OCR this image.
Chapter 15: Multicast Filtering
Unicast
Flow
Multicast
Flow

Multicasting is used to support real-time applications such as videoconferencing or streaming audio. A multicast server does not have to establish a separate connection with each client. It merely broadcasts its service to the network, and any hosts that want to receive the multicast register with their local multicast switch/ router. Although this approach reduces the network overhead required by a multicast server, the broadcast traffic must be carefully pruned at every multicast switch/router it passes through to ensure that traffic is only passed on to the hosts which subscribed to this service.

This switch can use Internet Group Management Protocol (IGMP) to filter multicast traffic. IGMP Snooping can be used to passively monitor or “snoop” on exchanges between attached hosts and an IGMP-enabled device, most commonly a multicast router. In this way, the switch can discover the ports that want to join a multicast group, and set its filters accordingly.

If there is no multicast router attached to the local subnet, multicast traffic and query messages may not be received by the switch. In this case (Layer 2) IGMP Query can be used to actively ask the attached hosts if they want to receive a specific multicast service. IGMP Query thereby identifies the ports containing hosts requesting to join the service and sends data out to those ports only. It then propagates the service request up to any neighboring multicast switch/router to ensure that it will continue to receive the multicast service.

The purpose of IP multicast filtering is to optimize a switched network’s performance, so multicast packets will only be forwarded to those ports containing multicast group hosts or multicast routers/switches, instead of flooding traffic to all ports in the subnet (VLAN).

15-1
* * *
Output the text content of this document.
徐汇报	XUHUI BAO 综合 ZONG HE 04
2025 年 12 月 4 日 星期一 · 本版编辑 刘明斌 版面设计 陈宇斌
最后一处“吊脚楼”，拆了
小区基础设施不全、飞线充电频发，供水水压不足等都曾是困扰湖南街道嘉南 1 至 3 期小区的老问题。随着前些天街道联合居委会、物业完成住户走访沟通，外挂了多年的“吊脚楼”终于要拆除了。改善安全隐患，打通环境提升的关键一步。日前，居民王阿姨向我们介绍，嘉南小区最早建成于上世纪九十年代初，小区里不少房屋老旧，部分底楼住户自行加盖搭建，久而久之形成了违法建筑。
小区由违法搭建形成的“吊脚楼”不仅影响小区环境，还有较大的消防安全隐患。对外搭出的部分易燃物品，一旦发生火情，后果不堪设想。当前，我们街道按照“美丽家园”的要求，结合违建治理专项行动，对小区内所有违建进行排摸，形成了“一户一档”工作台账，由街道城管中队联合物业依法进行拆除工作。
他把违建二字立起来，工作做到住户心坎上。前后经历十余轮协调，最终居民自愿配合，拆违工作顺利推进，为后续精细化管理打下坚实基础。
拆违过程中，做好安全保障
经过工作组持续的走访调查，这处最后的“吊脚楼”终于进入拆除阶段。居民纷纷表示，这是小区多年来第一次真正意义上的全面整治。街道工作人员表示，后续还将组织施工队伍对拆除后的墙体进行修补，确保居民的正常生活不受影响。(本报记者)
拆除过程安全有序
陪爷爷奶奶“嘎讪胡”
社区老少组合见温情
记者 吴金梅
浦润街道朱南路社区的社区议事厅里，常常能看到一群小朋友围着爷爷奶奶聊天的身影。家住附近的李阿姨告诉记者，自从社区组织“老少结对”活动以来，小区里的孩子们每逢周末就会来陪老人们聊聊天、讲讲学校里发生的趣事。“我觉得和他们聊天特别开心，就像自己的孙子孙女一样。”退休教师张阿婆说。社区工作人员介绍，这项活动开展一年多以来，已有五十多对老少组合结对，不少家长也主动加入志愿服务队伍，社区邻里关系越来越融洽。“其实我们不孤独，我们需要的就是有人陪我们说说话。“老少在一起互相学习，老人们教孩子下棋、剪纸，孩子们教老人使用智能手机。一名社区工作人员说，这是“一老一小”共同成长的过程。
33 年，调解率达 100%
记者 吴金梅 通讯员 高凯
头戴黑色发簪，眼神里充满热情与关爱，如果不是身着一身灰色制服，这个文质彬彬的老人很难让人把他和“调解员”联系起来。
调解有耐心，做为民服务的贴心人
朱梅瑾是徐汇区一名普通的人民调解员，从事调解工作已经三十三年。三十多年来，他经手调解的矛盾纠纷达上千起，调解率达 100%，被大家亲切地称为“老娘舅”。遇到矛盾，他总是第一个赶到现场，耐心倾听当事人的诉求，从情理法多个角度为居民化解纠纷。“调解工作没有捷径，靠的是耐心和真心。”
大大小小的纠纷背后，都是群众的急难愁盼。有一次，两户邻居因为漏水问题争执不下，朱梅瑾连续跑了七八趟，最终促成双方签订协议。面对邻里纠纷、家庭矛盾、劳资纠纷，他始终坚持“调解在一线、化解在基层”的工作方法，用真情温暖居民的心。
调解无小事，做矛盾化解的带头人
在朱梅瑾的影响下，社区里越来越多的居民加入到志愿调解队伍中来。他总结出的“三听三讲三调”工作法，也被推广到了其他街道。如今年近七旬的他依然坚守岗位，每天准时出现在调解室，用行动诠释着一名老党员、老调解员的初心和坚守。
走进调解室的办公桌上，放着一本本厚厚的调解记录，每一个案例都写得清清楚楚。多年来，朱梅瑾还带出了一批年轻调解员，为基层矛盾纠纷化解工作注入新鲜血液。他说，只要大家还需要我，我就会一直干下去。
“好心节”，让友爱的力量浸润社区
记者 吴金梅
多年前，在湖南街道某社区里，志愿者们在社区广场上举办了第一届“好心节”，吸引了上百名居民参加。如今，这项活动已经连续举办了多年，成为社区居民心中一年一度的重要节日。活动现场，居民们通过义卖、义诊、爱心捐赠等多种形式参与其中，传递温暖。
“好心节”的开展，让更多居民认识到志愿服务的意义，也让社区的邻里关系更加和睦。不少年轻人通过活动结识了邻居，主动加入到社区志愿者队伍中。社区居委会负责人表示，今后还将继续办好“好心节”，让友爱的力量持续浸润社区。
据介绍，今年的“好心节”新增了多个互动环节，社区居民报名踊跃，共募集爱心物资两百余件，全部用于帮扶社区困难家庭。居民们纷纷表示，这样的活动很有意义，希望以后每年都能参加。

__Your task__: A single figure is required: the number of lines above in which the word "IGMP" occurs.

__Problem solution__: 2